◆ Task to complete ◆
Set down every entry again word for word, please, but skip the pictures.

::: Dataset extract

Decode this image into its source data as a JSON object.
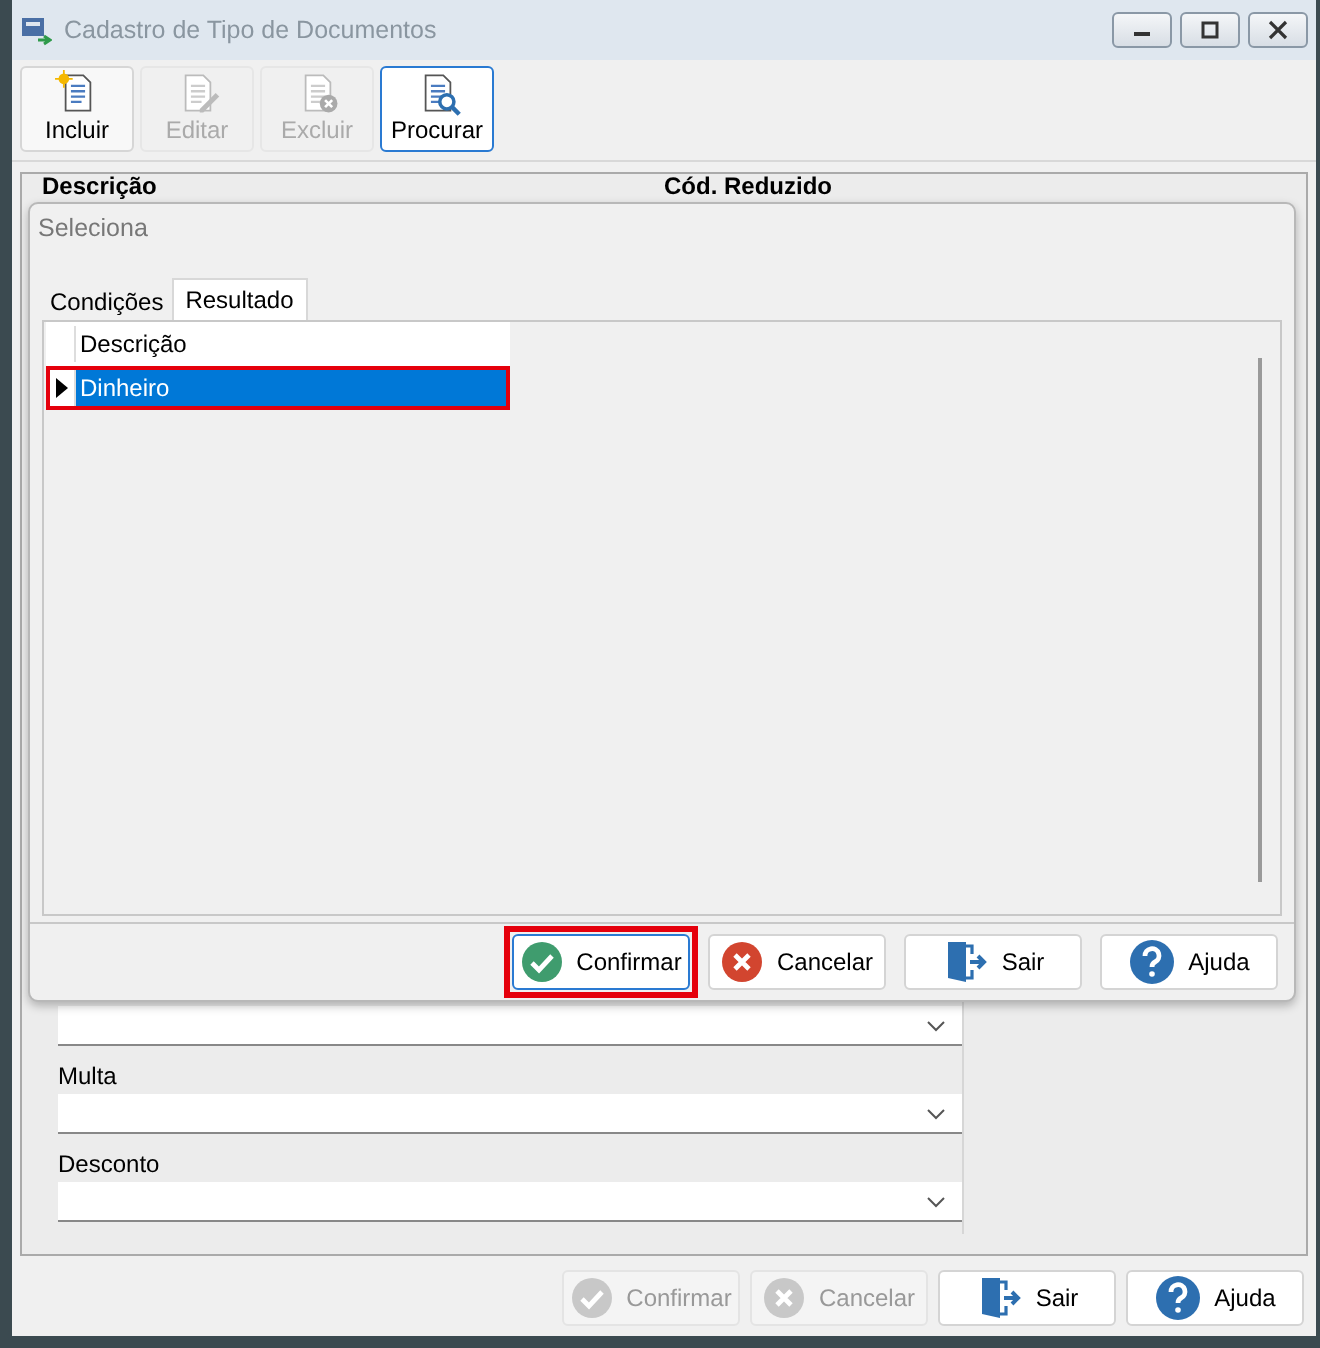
{
  "window": {
    "title": "Cadastro de Tipo de Documentos"
  },
  "toolbar": [
    {
      "label": "Incluir",
      "kind": "new",
      "disabled": false,
      "selected": false
    },
    {
      "label": "Editar",
      "kind": "edit",
      "disabled": true,
      "selected": false
    },
    {
      "label": "Excluir",
      "kind": "delete",
      "disabled": true,
      "selected": false
    },
    {
      "label": "Procurar",
      "kind": "search",
      "disabled": false,
      "selected": true
    }
  ],
  "form": {
    "columns": [
      "Descrição",
      "Cód. Reduzido"
    ],
    "fields": [
      {
        "kind": "combo"
      },
      {
        "kind": "combo",
        "label": "Multa"
      },
      {
        "kind": "combo",
        "label": "Desconto"
      }
    ]
  },
  "footer_buttons": [
    {
      "label": "Confirmar",
      "kind": "confirm",
      "disabled": true
    },
    {
      "label": "Cancelar",
      "kind": "cancel",
      "disabled": true
    },
    {
      "label": "Sair",
      "kind": "exit",
      "disabled": false
    },
    {
      "label": "Ajuda",
      "kind": "help",
      "disabled": false
    }
  ],
  "dialog": {
    "title": "Seleciona",
    "tabs": [
      {
        "label": "Condições",
        "selected": false
      },
      {
        "label": "Resultado",
        "selected": true
      }
    ],
    "grid": {
      "columns": [
        "Descrição"
      ],
      "rows": [
        {
          "cells": [
            "Dinheiro"
          ],
          "selected": true,
          "highlighted": true
        }
      ]
    },
    "buttons": [
      {
        "label": "Confirmar",
        "kind": "confirm",
        "focused": true,
        "highlighted": true
      },
      {
        "label": "Cancelar",
        "kind": "cancel",
        "focused": false,
        "highlighted": false
      },
      {
        "label": "Sair",
        "kind": "exit",
        "focused": false,
        "highlighted": false
      },
      {
        "label": "Ajuda",
        "kind": "help",
        "focused": false,
        "highlighted": false
      }
    ]
  }
}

::::::

◆ Finished task ◆
Decode this image into its source data as a JSON object.
{
  "window": {
    "title": "Cadastro de Tipo de Documentos"
  },
  "toolbar": [
    {
      "label": "Incluir",
      "kind": "new",
      "disabled": false,
      "selected": false
    },
    {
      "label": "Editar",
      "kind": "edit",
      "disabled": true,
      "selected": false
    },
    {
      "label": "Excluir",
      "kind": "delete",
      "disabled": true,
      "selected": false
    },
    {
      "label": "Procurar",
      "kind": "search",
      "disabled": false,
      "selected": true
    }
  ],
  "form": {
    "columns": [
      "Descrição",
      "Cód. Reduzido"
    ],
    "fields": [
      {
        "kind": "combo"
      },
      {
        "kind": "combo",
        "label": "Multa"
      },
      {
        "kind": "combo",
        "label": "Desconto"
      }
    ]
  },
  "footer_buttons": [
    {
      "label": "Confirmar",
      "kind": "confirm",
      "disabled": true
    },
    {
      "label": "Cancelar",
      "kind": "cancel",
      "disabled": true
    },
    {
      "label": "Sair",
      "kind": "exit",
      "disabled": false
    },
    {
      "label": "Ajuda",
      "kind": "help",
      "disabled": false
    }
  ],
  "dialog": {
    "title": "Seleciona",
    "tabs": [
      {
        "label": "Condições",
        "selected": false
      },
      {
        "label": "Resultado",
        "selected": true
      }
    ],
    "grid": {
      "columns": [
        "Descrição"
      ],
      "rows": [
        {
          "cells": [
            "Dinheiro"
          ],
          "selected": true,
          "highlighted": true
        }
      ]
    },
    "buttons": [
      {
        "label": "Confirmar",
        "kind": "confirm",
        "focused": true,
        "highlighted": true
      },
      {
        "label": "Cancelar",
        "kind": "cancel",
        "focused": false,
        "highlighted": false
      },
      {
        "label": "Sair",
        "kind": "exit",
        "focused": false,
        "highlighted": false
      },
      {
        "label": "Ajuda",
        "kind": "help",
        "focused": false,
        "highlighted": false
      }
    ]
  }
}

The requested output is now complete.